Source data

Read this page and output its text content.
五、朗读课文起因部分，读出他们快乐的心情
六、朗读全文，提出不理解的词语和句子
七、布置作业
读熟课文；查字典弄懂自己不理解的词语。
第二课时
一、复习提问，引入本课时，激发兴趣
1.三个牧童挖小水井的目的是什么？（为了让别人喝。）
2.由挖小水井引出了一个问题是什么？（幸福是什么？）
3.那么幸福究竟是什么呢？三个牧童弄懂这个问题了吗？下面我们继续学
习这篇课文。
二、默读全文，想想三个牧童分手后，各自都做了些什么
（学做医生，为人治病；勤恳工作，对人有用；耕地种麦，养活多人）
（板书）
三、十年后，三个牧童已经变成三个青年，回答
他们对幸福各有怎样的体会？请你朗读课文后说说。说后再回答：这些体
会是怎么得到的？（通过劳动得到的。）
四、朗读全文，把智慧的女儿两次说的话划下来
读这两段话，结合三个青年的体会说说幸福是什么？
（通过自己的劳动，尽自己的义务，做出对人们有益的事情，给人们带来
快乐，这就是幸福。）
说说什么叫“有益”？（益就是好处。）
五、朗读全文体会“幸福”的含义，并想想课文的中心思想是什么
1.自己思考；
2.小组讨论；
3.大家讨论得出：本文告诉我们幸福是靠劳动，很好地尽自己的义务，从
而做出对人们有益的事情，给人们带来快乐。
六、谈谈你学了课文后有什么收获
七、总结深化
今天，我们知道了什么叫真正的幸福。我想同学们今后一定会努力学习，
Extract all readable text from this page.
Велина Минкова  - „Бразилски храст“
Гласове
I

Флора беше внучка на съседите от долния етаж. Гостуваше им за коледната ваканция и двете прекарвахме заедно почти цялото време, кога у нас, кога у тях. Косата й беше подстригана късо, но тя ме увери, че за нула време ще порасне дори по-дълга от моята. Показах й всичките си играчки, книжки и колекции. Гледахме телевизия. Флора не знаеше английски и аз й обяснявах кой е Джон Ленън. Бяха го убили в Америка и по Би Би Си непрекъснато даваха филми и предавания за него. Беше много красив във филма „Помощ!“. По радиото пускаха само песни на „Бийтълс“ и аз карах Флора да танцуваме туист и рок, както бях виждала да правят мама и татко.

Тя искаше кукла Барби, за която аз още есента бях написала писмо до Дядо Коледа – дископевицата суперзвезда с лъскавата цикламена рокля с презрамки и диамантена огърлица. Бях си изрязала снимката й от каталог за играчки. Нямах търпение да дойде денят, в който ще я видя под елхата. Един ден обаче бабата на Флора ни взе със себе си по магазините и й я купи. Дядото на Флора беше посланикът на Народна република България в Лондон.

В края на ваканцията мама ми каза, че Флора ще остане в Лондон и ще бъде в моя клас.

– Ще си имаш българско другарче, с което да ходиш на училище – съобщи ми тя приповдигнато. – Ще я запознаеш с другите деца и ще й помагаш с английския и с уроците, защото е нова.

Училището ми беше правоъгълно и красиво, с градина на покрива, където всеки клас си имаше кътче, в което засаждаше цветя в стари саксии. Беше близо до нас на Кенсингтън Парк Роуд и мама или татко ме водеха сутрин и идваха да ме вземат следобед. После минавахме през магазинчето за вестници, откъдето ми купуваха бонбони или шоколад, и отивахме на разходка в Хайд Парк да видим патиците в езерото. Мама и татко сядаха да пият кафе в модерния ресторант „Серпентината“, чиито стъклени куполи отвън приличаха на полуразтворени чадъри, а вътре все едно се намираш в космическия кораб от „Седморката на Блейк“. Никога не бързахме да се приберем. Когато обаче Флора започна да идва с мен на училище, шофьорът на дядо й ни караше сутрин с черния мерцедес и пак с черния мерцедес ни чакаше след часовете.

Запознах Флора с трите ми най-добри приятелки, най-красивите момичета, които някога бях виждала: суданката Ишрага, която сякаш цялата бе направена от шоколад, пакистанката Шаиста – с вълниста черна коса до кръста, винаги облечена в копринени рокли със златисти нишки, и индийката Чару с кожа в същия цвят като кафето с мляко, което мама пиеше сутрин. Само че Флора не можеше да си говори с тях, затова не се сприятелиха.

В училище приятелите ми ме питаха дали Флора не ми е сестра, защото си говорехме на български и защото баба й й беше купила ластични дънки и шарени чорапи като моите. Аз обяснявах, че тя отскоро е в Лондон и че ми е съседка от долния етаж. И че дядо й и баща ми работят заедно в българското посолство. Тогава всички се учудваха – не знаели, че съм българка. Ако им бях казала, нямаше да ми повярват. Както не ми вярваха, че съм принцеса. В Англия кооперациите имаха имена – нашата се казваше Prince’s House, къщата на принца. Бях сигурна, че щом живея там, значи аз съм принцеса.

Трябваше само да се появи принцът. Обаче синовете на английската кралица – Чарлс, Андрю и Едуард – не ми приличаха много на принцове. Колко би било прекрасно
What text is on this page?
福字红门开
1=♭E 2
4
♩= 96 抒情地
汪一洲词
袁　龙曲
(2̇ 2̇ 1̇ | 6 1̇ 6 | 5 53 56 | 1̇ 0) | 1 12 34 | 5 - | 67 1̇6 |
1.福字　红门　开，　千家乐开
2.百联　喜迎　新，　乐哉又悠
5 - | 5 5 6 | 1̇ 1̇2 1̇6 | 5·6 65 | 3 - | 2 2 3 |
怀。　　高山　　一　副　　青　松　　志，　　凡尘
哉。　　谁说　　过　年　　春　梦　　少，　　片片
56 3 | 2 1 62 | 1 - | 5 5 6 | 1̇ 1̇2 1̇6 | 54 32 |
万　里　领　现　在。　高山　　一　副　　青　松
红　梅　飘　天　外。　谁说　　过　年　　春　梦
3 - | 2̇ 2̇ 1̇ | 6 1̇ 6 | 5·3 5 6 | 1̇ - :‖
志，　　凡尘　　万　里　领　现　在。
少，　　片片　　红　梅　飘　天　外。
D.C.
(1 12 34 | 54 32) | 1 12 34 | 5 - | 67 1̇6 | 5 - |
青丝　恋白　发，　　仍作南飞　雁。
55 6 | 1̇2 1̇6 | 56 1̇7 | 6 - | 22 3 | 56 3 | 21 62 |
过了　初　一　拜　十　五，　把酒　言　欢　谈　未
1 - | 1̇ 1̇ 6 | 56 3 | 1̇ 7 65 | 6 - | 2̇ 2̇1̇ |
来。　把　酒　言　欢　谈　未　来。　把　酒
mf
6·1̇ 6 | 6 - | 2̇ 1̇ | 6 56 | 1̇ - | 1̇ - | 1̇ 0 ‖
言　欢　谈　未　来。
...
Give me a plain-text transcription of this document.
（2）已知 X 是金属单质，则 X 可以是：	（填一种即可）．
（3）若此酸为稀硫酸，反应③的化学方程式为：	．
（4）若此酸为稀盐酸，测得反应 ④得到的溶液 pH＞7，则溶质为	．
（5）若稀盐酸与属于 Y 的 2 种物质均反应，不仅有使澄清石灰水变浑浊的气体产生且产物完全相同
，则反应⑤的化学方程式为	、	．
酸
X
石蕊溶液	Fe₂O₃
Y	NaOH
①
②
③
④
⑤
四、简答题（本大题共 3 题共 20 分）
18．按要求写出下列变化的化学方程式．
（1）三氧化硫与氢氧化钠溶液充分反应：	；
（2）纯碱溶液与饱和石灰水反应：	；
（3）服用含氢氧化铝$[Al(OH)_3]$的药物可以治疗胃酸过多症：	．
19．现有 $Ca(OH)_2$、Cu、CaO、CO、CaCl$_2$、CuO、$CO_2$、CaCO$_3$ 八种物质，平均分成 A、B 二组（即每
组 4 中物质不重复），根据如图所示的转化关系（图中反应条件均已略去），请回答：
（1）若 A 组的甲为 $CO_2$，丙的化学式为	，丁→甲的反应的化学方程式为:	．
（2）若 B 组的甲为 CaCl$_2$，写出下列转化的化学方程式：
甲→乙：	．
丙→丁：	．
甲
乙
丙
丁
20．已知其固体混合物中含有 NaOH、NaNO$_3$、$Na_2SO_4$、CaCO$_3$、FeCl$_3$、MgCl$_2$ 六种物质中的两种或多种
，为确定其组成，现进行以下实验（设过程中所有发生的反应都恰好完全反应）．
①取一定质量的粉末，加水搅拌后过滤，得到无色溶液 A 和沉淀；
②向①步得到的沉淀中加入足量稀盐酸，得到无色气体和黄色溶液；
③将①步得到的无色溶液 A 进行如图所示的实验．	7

**WHAT YOU HAVE TO DO**. Reply with the number of lines in the material above that contain "text", and nothing more.

**SOLUTION TO THIS PROBLEM**. 4